**Stated task:** Each entry has to be copied exactly, with nothing missed.

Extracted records
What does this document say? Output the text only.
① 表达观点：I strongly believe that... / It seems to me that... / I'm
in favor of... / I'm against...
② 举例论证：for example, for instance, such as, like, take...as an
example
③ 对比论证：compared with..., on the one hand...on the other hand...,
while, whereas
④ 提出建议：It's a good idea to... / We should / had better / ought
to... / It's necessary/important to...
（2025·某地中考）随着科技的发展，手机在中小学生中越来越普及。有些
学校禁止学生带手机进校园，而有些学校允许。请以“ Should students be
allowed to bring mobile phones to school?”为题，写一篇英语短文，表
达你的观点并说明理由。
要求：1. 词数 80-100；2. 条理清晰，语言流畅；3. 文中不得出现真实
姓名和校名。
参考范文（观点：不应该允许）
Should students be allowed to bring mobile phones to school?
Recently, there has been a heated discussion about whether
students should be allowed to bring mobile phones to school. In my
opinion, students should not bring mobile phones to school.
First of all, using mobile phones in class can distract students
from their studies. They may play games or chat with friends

**Completed exercise:**
What does this document say? Output the text only.
① 表达观点：I strongly believe that... / It seems to me that... / I'm
in favor of... / I'm against...
② 举例论证：for example, for instance, such as, like, take...as an
example
③ 对比论证：compared with..., on the one hand...on the other hand...,
while, whereas
④ 提出建议：It's a good idea to... / We should / had better / ought
to... / It's necessary/important to...
（2025·某地中考）随着科技的发展，手机在中小学生中越来越普及。有些
学校禁止学生带手机进校园，而有些学校允许。请以“ Should students be
allowed to bring mobile phones to school?”为题，写一篇英语短文，表
达你的观点并说明理由。
要求：1. 词数 80-100；2. 条理清晰，语言流畅；3. 文中不得出现真实
姓名和校名。
参考范文（观点：不应该允许）
Should students be allowed to bring mobile phones to school?
Recently, there has been a heated discussion about whether
students should be allowed to bring mobile phones to school. In my
opinion, students should not bring mobile phones to school.
First of all, using mobile phones in class can distract students
from their studies. They may play games or chat with friends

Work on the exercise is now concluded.